• **Written problem**
Locate every line in the records below that contains the word "indicate" and copy each of those lines in full.

··· Raw data

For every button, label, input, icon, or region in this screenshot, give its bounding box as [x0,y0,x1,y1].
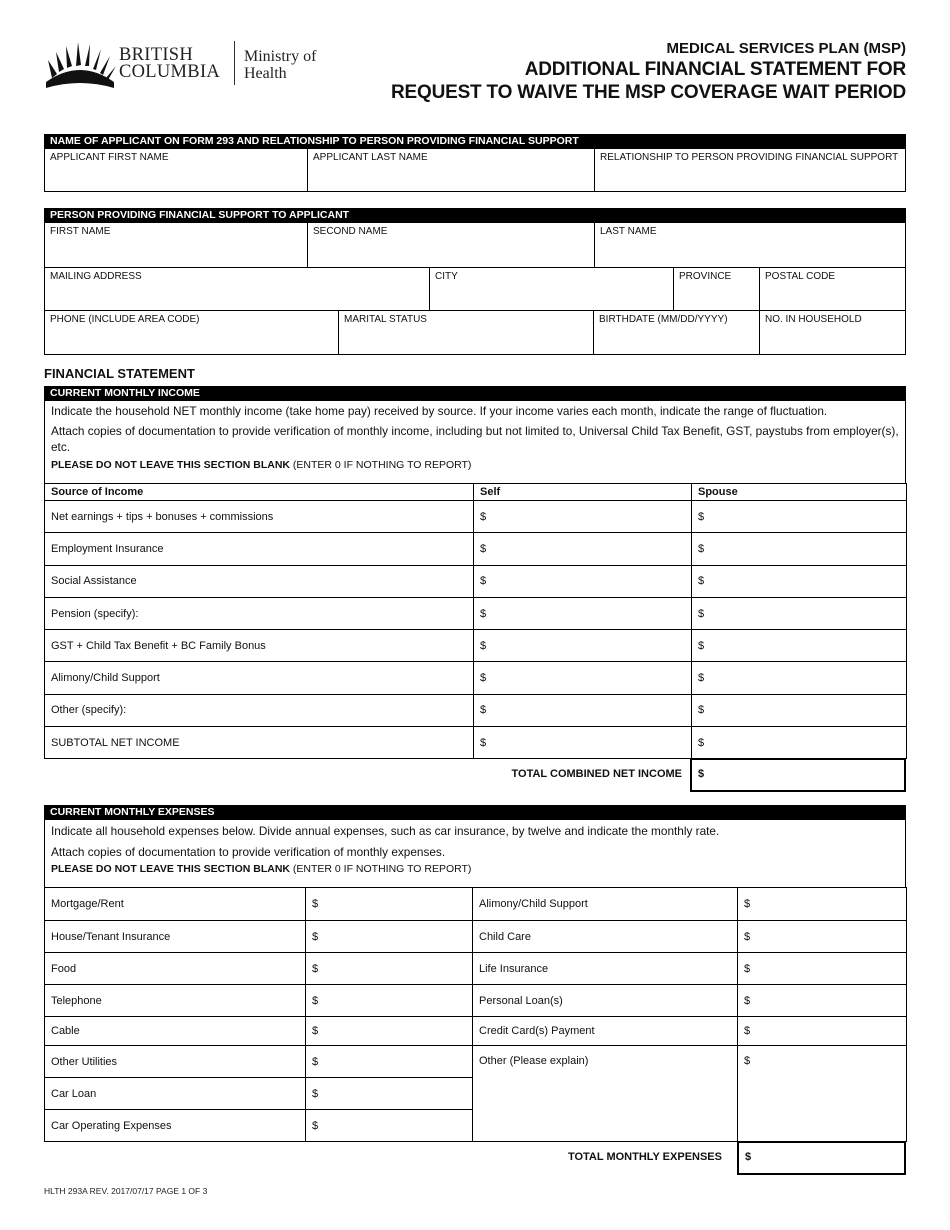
income-row [45,565,907,597]
currency-sign: $ [312,930,319,943]
income-self-field[interactable] [474,630,692,662]
expense-row [45,1017,907,1046]
supporter-first-name-label: FIRST NAME [50,226,111,237]
col-spouse: Spouse [692,484,907,501]
income-self-field[interactable] [474,662,692,694]
logo-province-line1: BRITISH [119,45,194,65]
income-self-field[interactable] [474,694,692,726]
income-instructions [44,401,906,483]
income-row [45,501,907,533]
postal-code-field[interactable] [759,268,906,310]
expense-amount-field[interactable] [738,985,907,1017]
logo-divider [234,41,235,85]
income-row [45,662,907,694]
income-spouse-field[interactable] [692,662,907,694]
applicant-first-name-field[interactable] [45,149,307,191]
total-net-income-field[interactable] [690,759,906,792]
relationship-field[interactable] [594,149,906,191]
form-title-line1: ADDITIONAL FINANCIAL STATEMENT FOR [524,59,906,80]
expense-amount-field[interactable] [306,1046,473,1078]
currency-sign: $ [744,994,751,1007]
marital-status-field[interactable] [338,311,593,354]
currency-sign: $ [744,1025,751,1037]
form-title-block [391,40,906,104]
income-source-label: GST + Child Tax Benefit + BC Family Bonus [45,630,474,662]
expenses-total-row [44,1142,906,1175]
col-self: Self [474,484,692,501]
currency-sign: $ [312,994,319,1007]
income-source-label: Social Assistance [45,565,474,597]
supporter-fields [44,223,906,355]
form-subtitle: MEDICAL SERVICES PLAN (MSP) [666,40,906,57]
expenses-heading: CURRENT MONTHLY EXPENSES [44,805,906,820]
currency-sign: $ [480,704,487,717]
income-self-field[interactable] [474,533,692,565]
marital-status-label: MARITAL STATUS [344,314,427,325]
income-warning [45,459,905,471]
currency-sign: $ [698,736,705,749]
income-spouse-field[interactable] [692,694,907,726]
form-footer: HLTH 293A REV. 2017/07/17 PAGE 1 OF 3 [44,1186,208,1196]
expenses-instructions [44,820,906,887]
total-net-income-label: TOTAL COMBINED NET INCOME [511,768,682,781]
income-row [45,694,907,726]
income-self-field[interactable] [474,597,692,629]
expense-label: Child Care [473,921,738,953]
expense-label: Credit Card(s) Payment [473,1017,738,1046]
expense-amount-field[interactable] [306,1078,473,1110]
postal-code-label: POSTAL CODE [765,271,836,282]
expense-amount-field[interactable] [738,1017,907,1046]
currency-sign: $ [744,898,751,910]
expense-amount-field[interactable] [306,953,473,985]
currency-sign: $ [480,672,487,685]
birthdate-label: BIRTHDATE (MM/DD/YYYY) [599,314,728,325]
province-field[interactable] [673,268,759,310]
logo-province-line2: COLUMBIA [119,62,221,82]
currency-sign: $ [698,639,705,652]
mailing-address-label: MAILING ADDRESS [50,271,142,282]
income-source-label: Pension (specify): [45,597,474,629]
phone-field[interactable] [45,311,338,354]
expense-amount-field[interactable] [738,888,907,921]
income-source-label: Other (specify): [45,694,474,726]
income-section [44,386,906,792]
currency-sign: $ [480,575,487,588]
currency-sign: $ [312,898,319,910]
expenses-section [44,805,906,1175]
currency-sign: $ [698,607,705,620]
birthdate-field[interactable] [593,311,759,354]
expenses-warning [45,863,905,875]
household-field[interactable] [759,311,906,354]
total-expenses-field[interactable] [737,1142,906,1175]
total-expenses-label: TOTAL MONTHLY EXPENSES [567,1151,722,1163]
applicant-last-name-field[interactable] [307,149,594,191]
currency-sign: $ [744,1055,751,1067]
income-row [45,597,907,629]
expense-row [45,921,907,953]
currency-sign: $ [480,542,487,555]
expense-label: Alimony/Child Support [473,888,738,921]
expense-row [45,888,907,921]
currency-sign: $ [312,962,319,975]
expense-row [45,953,907,985]
income-spouse-field[interactable] [692,565,907,597]
applicant-section [44,134,906,192]
currency-sign: $ [698,672,705,685]
currency-sign: $ [745,1151,752,1163]
expense-row [45,1046,907,1078]
income-row [45,727,907,759]
city-label: CITY [435,271,458,282]
logo-ministry [244,48,316,82]
supporter-heading: PERSON PROVIDING FINANCIAL SUPPORT TO APPLICANT [44,208,906,223]
supporter-first-name-field[interactable] [45,223,307,267]
expense-label: Car Operating Expenses [45,1110,306,1142]
expense-label: Cable [45,1017,306,1046]
expense-label: Other (Please explain) [473,1046,738,1142]
income-self-field[interactable] [474,501,692,533]
mailing-address-field[interactable] [45,268,429,310]
relationship-label: RELATIONSHIP TO PERSON PROVIDING FINANCIAL SUPPORT [600,152,899,163]
expense-amount-field[interactable] [306,888,473,921]
expense-label: Telephone [45,985,306,1017]
currency-sign: $ [744,930,751,943]
supporter-second-name-field[interactable] [307,223,594,267]
expense-amount-field[interactable] [738,921,907,953]
applicant-first-name-label: APPLICANT FIRST NAME [50,152,169,163]
expense-amount-field[interactable] [306,985,473,1017]
bc-sun-icon [44,38,116,90]
income-spouse-field[interactable] [692,533,907,565]
currency-sign: $ [698,510,705,523]
income-spouse-field[interactable] [692,501,907,533]
currency-sign: $ [312,1055,319,1068]
income-self-field[interactable] [474,565,692,597]
applicant-last-name-label: APPLICANT LAST NAME [313,152,428,163]
logo-ministry-line2: Health [244,65,287,82]
income-spouse-field[interactable] [692,727,907,759]
form-title-line2: REQUEST TO WAIVE THE MSP COVERAGE WAIT PERIOD [391,82,906,103]
income-source-label: Alimony/Child Support [45,662,474,694]
expense-label: Car Loan [45,1078,306,1110]
income-heading: CURRENT MONTHLY INCOME [44,386,906,401]
expenses-table [44,887,907,1142]
currency-sign: $ [744,962,751,975]
currency-sign: $ [312,1087,319,1100]
expenses-warning-note: (ENTER 0 IF NOTHING TO REPORT) [290,863,472,875]
income-self-field[interactable] [474,727,692,759]
expense-label: Mortgage/Rent [45,888,306,921]
currency-sign: $ [698,704,705,717]
income-total-row [44,759,906,792]
city-field[interactable] [429,268,673,310]
income-desc-2: Attach copies of documentation to provide verification of monthly income, including but not limited to, Universal Child Tax Benefit, GST, paystubs from employer(s), etc. [51,423,899,454]
income-source-label: Employment Insurance [45,533,474,565]
other-expense-amount-field[interactable] [738,1046,907,1142]
applicant-heading: NAME OF APPLICANT ON FORM 293 AND RELATIONSHIP TO PERSON PROVIDING FINANCIAL SUPPORT [44,134,906,149]
expense-amount-field[interactable] [306,1110,473,1142]
currency-sign: $ [312,1025,319,1037]
income-warning-bold: PLEASE DO NOT LEAVE THIS SECTION BLANK [51,458,290,471]
income-table [44,483,907,759]
income-spouse-field[interactable] [692,597,907,629]
currency-sign: $ [698,768,705,781]
col-source-of-income: Source of Income [45,484,474,501]
expense-amount-field[interactable] [738,953,907,985]
expense-amount-field[interactable] [306,921,473,953]
province-label: PROVINCE [679,271,732,282]
income-row [45,533,907,565]
currency-sign: $ [312,1119,319,1132]
income-source-label: SUBTOTAL NET INCOME [45,727,474,759]
income-warning-note: (ENTER 0 IF NOTHING TO REPORT) [290,458,472,471]
expenses-desc-1: Indicate all household expenses below. Divide annual expenses, such as car insurance, by twelve and indicate the monthly rate. [51,824,720,838]
expense-amount-field[interactable] [306,1017,473,1046]
currency-sign: $ [480,639,487,652]
logo-province [119,47,220,81]
supporter-section [44,208,906,355]
supporter-last-name-label: LAST NAME [600,226,657,237]
supporter-second-name-label: SECOND NAME [313,226,388,237]
financial-statement-title: FINANCIAL STATEMENT [44,366,195,381]
income-desc-1: Indicate the household NET monthly income (take home pay) received by source. If your income varies each month, indicate the range of fluctuation. [51,404,828,418]
expense-label: Food [45,953,306,985]
currency-sign: $ [480,510,487,523]
expense-label: Life Insurance [473,953,738,985]
expenses-desc-2: Attach copies of documentation to provide verification of monthly expenses. [51,844,446,859]
currency-sign: $ [698,542,705,555]
income-source-label: Net earnings + tips + bonuses + commissions [45,501,474,533]
expense-row [45,985,907,1017]
income-spouse-field[interactable] [692,630,907,662]
currency-sign: $ [480,736,487,749]
income-row [45,630,907,662]
currency-sign: $ [698,575,705,588]
expenses-description [45,820,905,860]
expense-label: Personal Loan(s) [473,985,738,1017]
supporter-last-name-field[interactable] [594,223,906,267]
expense-label: Other Utilities [45,1046,306,1078]
bc-logo [44,38,334,94]
logo-ministry-line1: Ministry of [244,48,317,65]
household-label: NO. IN HOUSEHOLD [765,314,862,325]
income-description [45,401,905,456]
expenses-warning-bold: PLEASE DO NOT LEAVE THIS SECTION BLANK [51,863,290,875]
currency-sign: $ [480,607,487,620]
expense-label: House/Tenant Insurance [45,921,306,953]
phone-label: PHONE (INCLUDE AREA CODE) [50,314,200,325]
applicant-fields [44,149,906,192]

······

• **Correct output**
expenses-desc-1: Indicate all household expenses below. Divide annual expenses, such as car insurance, by twelve and indicate the monthly rate. [51,824,720,838]
income-desc-1: Indicate the household NET monthly income (take home pay) received by source. If your income varies each month, indicate the range of fluctuation. [51,404,828,418]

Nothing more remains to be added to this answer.